[START OF RECORD EXTRACTS]
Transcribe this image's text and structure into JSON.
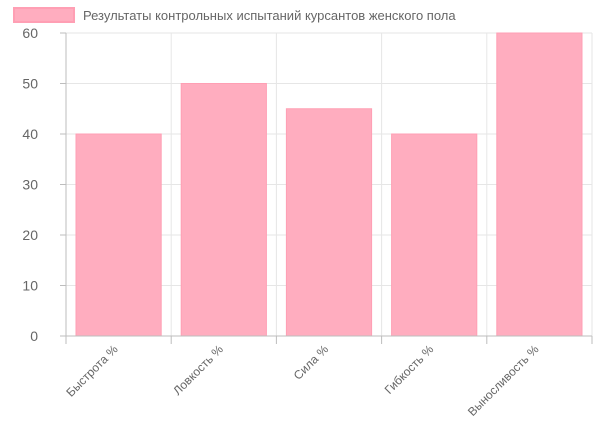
{
  "chart_data": {
    "type": "bar",
    "title": "",
    "xlabel": "",
    "ylabel": "",
    "categories": [
      "Быстрота %",
      "Ловкость %",
      "Сила %",
      "Гибкость %",
      "Выносливость %"
    ],
    "series": [
      {
        "name": "Результаты контрольных испытаний курсантов женского пола",
        "values": [
          40,
          50,
          45,
          40,
          60
        ]
      }
    ],
    "ylim": [
      0,
      60
    ],
    "yticks": [
      0,
      10,
      20,
      30,
      40,
      50,
      60
    ],
    "grid": true,
    "legend_position": "top",
    "colors": {
      "bar_fill": "#ffadbf",
      "bar_stroke": "#ff9fb4"
    }
  }
}
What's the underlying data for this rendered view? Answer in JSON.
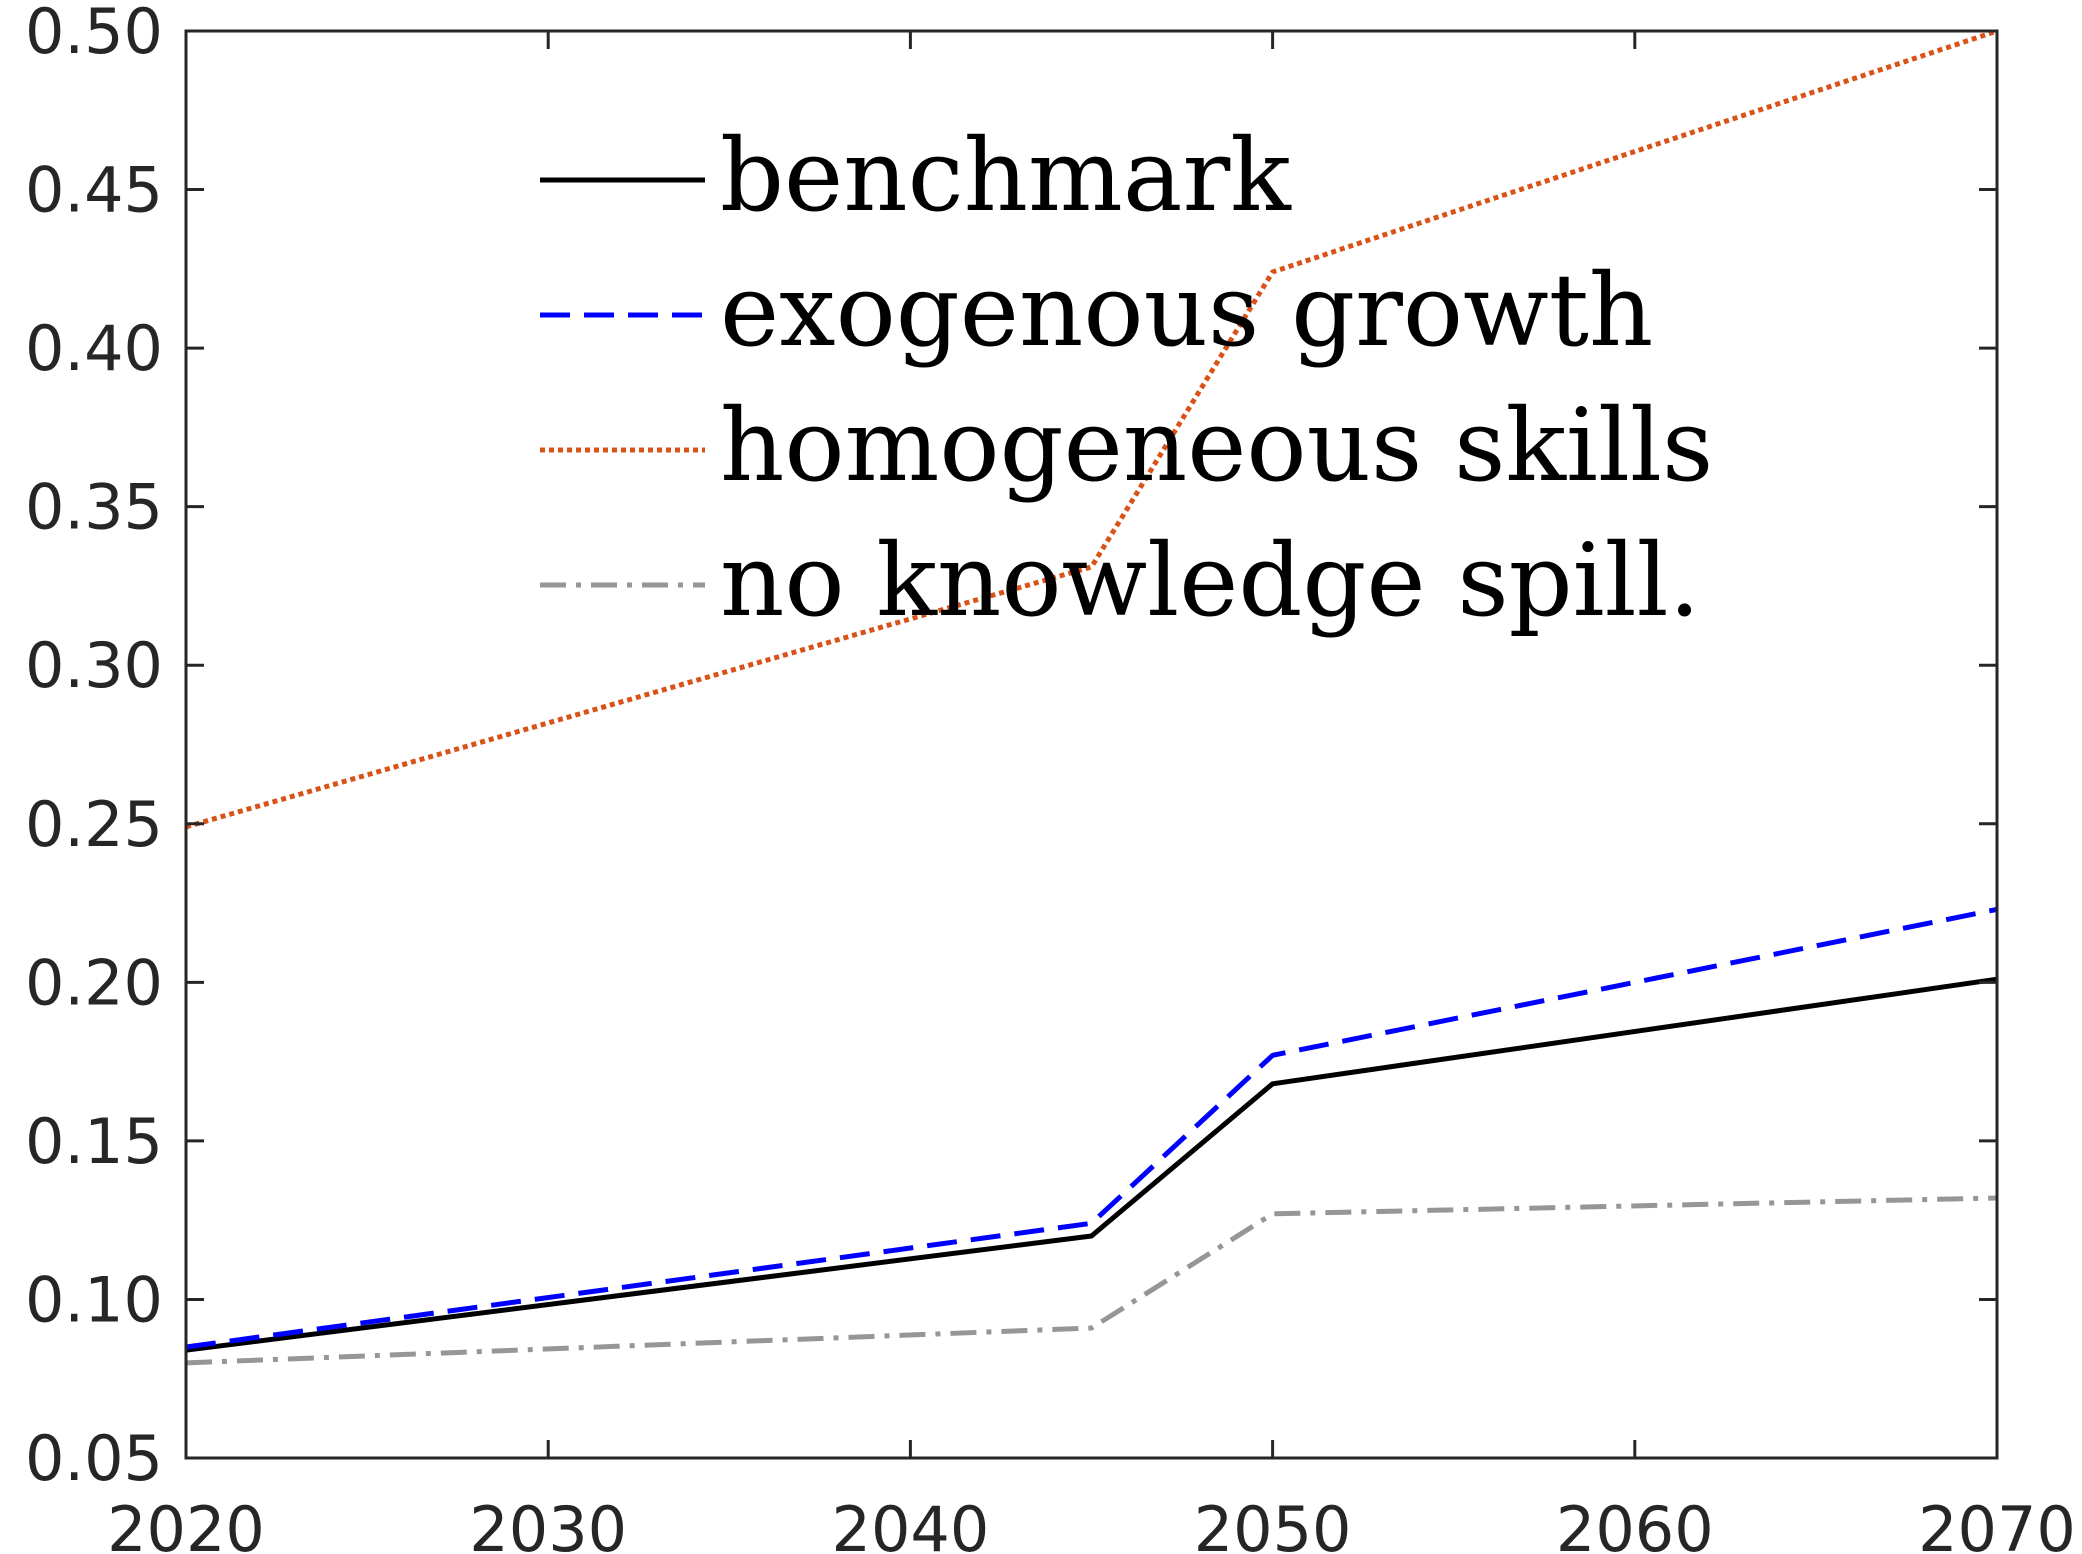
{
  "chart_data": {
    "type": "line",
    "title": "",
    "xlabel": "",
    "ylabel": "",
    "xlim": [
      2020,
      2070
    ],
    "ylim": [
      0.05,
      0.5
    ],
    "grid": false,
    "legend_position": "top-center",
    "x_ticks": [
      "2020",
      "2030",
      "2040",
      "2050",
      "2060",
      "2070"
    ],
    "y_ticks": [
      "0.05",
      "0.10",
      "0.15",
      "0.20",
      "0.25",
      "0.30",
      "0.35",
      "0.40",
      "0.45",
      "0.50"
    ],
    "x_tick_values": [
      2020,
      2030,
      2040,
      2050,
      2060,
      2070
    ],
    "y_tick_values": [
      0.05,
      0.1,
      0.15,
      0.2,
      0.25,
      0.3,
      0.35,
      0.4,
      0.45,
      0.5
    ],
    "x": [
      2020,
      2045,
      2050,
      2070
    ],
    "series": [
      {
        "name": "benchmark",
        "values": [
          0.084,
          0.12,
          0.168,
          0.201
        ],
        "color": "#000000",
        "style": "solid"
      },
      {
        "name": "exogenous growth",
        "values": [
          0.085,
          0.124,
          0.177,
          0.223
        ],
        "color": "#0000ff",
        "style": "dashed"
      },
      {
        "name": "homogeneous skills",
        "values": [
          0.249,
          0.331,
          0.424,
          0.5
        ],
        "color": "#d95319",
        "style": "dotted"
      },
      {
        "name": "no knowledge spill.",
        "values": [
          0.08,
          0.091,
          0.127,
          0.132
        ],
        "color": "#969696",
        "style": "dashdot"
      }
    ]
  }
}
[END OF RECORD EXTRACTS]
- **TO DO**
Retype the records exactly. Any image in them should not appear in what you write.

- **EXPECTED ANSWER**
Transcribe this image's text and structure into JSON.
{
  "chart_data": {
    "type": "bar",
    "title": "",
    "xlabel": "",
    "ylabel": "",
    "categories": [
      "Быстрота %",
      "Ловкость %",
      "Сила %",
      "Гибкость %",
      "Выносливость %"
    ],
    "series": [
      {
        "name": "Результаты контрольных испытаний курсантов женского пола",
        "values": [
          40,
          50,
          45,
          40,
          60
        ]
      }
    ],
    "ylim": [
      0,
      60
    ],
    "yticks": [
      0,
      10,
      20,
      30,
      40,
      50,
      60
    ],
    "grid": true,
    "legend_position": "top",
    "colors": {
      "bar_fill": "#ffadbf",
      "bar_stroke": "#ff9fb4"
    }
  }
}
What's the underlying data for this rendered view? Answer in JSON.
{
  "chart_data": {
    "type": "line",
    "title": "",
    "xlabel": "",
    "ylabel": "",
    "xlim": [
      2020,
      2070
    ],
    "ylim": [
      0.05,
      0.5
    ],
    "grid": false,
    "legend_position": "top-center",
    "x_ticks": [
      "2020",
      "2030",
      "2040",
      "2050",
      "2060",
      "2070"
    ],
    "y_ticks": [
      "0.05",
      "0.10",
      "0.15",
      "0.20",
      "0.25",
      "0.30",
      "0.35",
      "0.40",
      "0.45",
      "0.50"
    ],
    "x_tick_values": [
      2020,
      2030,
      2040,
      2050,
      2060,
      2070
    ],
    "y_tick_values": [
      0.05,
      0.1,
      0.15,
      0.2,
      0.25,
      0.3,
      0.35,
      0.4,
      0.45,
      0.5
    ],
    "x": [
      2020,
      2045,
      2050,
      2070
    ],
    "series": [
      {
        "name": "benchmark",
        "values": [
          0.084,
          0.12,
          0.168,
          0.201
        ],
        "color": "#000000",
        "style": "solid"
      },
      {
        "name": "exogenous growth",
        "values": [
          0.085,
          0.124,
          0.177,
          0.223
        ],
        "color": "#0000ff",
        "style": "dashed"
      },
      {
        "name": "homogeneous skills",
        "values": [
          0.249,
          0.331,
          0.424,
          0.5
        ],
        "color": "#d95319",
        "style": "dotted"
      },
      {
        "name": "no knowledge spill.",
        "values": [
          0.08,
          0.091,
          0.127,
          0.132
        ],
        "color": "#969696",
        "style": "dashdot"
      }
    ]
  }
}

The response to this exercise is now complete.